-- READING PASSAGE follows --

Medicinal Chemistry Study to Investigate Ligand-Receptor Interactions of Niclosamide

To better understand ligand pharmacology of niclosamide on group I mGluRs, a focused medicinal chemistry effort was carried out to investigate the effects induced by the alteration of substitutions on the rings, especially the phenolic oxygen of the core salicylanilide structure of niclosamide. Structural and activity information of niclosamide analogues were listed in Fig. 4. Removal of the phenolic OH group from the A ring of niclosamide completely abolished activity of compound 1 for both mGluR1 and mGluR5. This finding is consistent with our observations from computational modeling that this OH group played an essential role in determining the binding of niclosamide to both receptors. However, other substituents on the scaffold are also important for binding affinity as suggested by inactive compound 2 in which all other moieties were deleted except the –OH group in A ring. Replacement of the 5-chloro of niclosamide with methyl (3) or H (4) at A ring moderately decreased activity at both mGluR1 and mGluR5. The effects of modifications of the A ring were more significant on the activities for mGluR1 than for mGluR5, as measured by the greater fold decrease of potency (increase in IC50). The nitro group on the B-ring of niclosamide exerts strong electron withdrawing effects, which contribute significantly to electron delocalization of the conjugated system through the amide linker group. In the docked pose of niclosamide, this electronic substituent is oriented deeply toward the hydrophobic TM in mGluR1 and mGluR5. While replacement of the nitro group at the 4′ position by the less electron withdrawing chloro group (5) decreased potency for mGluR1 and mGluR5 slightly, replacement by an electron donating amino group (6) eliminated mGluR1/5 activity altogether. Likewise, replacement of Cl at the 2′-position with H (7) led to a 10-fold and 3-fold loss of activity for mGluR1 and mGluR5, respectively. Alteration of the electron-withdrawing character of the B ring substituents of niclosamide led to a profound effect on its antagonist activity. To assess the significance of the orientation of the amide linker, we synthesized compound 8 in which the amide linker (-C(=O)-NH-O) between the two rings of niclosamide is reversed (-NH-C(=O)-). This compound failed to show antagonist activity in the in vitro assays of mGluR1 and mGluR5, which demonstrates that the direction of the amide linker plays a crucial role in receptor recognition of niclosamide.

-- READING PASSAGE concluded --
-- DATASET EXCERPTS follows --

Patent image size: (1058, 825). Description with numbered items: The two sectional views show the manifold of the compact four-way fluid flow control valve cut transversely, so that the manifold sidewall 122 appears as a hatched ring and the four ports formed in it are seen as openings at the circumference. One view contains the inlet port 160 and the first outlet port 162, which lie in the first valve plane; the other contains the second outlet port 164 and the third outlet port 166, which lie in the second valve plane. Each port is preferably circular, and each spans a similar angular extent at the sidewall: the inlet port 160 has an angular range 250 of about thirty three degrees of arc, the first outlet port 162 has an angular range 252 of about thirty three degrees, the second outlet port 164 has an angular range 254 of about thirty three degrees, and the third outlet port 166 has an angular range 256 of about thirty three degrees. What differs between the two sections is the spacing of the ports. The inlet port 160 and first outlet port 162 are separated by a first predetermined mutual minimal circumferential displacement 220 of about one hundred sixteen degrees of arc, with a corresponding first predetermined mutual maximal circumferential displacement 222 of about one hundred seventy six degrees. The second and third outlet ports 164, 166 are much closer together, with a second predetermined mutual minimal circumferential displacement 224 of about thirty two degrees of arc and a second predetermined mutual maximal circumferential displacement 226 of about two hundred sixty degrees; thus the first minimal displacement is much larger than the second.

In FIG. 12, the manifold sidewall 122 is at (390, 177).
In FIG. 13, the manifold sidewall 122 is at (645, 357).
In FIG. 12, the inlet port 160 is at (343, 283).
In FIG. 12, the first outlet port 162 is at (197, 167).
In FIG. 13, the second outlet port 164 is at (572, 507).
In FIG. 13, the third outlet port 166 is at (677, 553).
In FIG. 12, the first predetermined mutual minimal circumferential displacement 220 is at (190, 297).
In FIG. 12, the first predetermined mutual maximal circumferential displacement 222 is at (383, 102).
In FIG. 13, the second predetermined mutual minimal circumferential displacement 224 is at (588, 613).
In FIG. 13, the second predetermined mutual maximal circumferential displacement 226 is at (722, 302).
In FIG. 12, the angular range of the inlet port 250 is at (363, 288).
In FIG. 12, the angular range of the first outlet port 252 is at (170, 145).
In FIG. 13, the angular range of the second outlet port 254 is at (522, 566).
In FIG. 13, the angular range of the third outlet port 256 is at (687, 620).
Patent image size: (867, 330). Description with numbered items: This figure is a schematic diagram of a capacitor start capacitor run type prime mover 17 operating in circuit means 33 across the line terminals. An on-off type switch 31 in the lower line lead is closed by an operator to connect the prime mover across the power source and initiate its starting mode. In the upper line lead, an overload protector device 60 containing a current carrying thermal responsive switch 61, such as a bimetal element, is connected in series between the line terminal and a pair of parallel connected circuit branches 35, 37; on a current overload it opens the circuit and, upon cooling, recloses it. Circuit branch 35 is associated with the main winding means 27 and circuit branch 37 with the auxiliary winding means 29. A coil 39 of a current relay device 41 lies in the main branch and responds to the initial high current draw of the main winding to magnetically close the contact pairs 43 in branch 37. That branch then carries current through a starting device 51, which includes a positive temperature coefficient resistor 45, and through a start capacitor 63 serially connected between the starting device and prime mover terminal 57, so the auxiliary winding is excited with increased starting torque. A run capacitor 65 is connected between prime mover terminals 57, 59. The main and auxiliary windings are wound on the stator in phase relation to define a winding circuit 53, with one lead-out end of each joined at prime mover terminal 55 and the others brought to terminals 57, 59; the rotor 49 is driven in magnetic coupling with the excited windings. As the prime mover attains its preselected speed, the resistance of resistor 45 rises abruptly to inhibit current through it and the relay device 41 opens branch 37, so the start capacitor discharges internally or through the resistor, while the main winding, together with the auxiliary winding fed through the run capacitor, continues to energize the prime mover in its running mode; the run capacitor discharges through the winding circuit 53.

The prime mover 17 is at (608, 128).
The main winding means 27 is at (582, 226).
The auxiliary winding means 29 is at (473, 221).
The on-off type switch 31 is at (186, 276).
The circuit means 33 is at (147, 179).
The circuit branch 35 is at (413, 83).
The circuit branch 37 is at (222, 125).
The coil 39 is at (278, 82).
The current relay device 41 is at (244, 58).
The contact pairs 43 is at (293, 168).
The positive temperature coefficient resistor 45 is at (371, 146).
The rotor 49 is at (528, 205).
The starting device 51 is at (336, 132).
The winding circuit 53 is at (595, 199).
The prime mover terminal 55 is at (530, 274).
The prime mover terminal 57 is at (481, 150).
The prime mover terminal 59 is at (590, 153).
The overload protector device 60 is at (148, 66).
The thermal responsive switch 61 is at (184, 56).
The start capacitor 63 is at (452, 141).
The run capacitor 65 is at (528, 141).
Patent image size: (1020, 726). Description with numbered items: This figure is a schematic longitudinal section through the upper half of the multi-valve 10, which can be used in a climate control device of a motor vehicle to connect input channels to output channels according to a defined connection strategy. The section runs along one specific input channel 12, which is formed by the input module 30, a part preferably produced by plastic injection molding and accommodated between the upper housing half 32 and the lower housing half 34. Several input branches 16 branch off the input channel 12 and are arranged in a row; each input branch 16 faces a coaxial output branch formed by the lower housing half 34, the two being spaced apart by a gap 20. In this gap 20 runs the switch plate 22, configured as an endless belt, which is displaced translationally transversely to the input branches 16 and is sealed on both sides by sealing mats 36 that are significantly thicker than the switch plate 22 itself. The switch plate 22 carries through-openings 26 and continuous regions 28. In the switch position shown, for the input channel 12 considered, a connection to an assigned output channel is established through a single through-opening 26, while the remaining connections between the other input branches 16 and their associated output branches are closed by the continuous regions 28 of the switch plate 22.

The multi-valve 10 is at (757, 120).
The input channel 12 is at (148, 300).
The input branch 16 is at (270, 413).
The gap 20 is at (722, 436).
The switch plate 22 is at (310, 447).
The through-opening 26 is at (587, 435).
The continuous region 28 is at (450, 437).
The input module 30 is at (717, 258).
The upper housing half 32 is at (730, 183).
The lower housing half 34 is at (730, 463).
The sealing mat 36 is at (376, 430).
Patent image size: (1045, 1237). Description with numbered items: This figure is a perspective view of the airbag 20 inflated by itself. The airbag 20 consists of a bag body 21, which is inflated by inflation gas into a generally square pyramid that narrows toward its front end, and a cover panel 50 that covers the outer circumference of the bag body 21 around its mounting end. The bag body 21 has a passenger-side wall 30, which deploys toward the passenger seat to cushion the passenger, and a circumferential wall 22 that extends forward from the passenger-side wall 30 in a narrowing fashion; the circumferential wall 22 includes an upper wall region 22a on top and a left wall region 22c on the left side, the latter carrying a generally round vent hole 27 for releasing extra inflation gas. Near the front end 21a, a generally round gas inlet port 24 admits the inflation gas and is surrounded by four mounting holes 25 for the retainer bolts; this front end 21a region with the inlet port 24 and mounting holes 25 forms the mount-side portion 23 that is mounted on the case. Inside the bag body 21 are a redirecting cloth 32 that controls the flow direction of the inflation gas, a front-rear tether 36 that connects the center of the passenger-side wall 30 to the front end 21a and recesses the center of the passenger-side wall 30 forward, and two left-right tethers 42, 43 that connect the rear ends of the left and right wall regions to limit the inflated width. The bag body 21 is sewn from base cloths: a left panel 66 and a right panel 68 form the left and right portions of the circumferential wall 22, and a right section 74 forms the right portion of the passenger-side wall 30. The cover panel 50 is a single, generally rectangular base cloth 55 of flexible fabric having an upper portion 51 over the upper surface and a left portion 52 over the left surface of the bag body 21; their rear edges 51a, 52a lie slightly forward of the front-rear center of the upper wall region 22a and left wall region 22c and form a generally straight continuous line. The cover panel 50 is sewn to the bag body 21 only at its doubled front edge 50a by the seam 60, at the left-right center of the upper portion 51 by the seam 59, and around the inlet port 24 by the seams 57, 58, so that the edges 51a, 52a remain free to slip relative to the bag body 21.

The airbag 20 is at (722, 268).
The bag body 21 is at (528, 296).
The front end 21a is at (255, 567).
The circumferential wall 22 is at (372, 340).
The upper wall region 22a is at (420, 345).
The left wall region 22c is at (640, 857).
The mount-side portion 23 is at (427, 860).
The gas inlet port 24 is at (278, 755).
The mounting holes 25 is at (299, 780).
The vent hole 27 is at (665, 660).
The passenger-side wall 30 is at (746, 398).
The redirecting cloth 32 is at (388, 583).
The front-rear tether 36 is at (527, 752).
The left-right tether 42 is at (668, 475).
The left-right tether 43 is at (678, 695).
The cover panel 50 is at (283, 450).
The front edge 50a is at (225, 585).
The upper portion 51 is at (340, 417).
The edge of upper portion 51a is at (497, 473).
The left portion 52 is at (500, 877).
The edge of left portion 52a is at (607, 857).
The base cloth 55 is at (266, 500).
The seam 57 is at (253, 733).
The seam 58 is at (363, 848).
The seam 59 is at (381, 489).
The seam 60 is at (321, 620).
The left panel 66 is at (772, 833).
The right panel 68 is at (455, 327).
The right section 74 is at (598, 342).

-- DATASET EXCERPTS concluded --

[WHAT YOU HAVE TO DO] In the niclosamide analogue study, what happened to mGluR1 and mGluR5 activity when the phenolic OH group was removed from the A ring? The data is not needed here.

[RESPONSE AREA] Removing the phenolic OH group completely abolished the activity of compound 1 at both mGluR1 and mGluR5.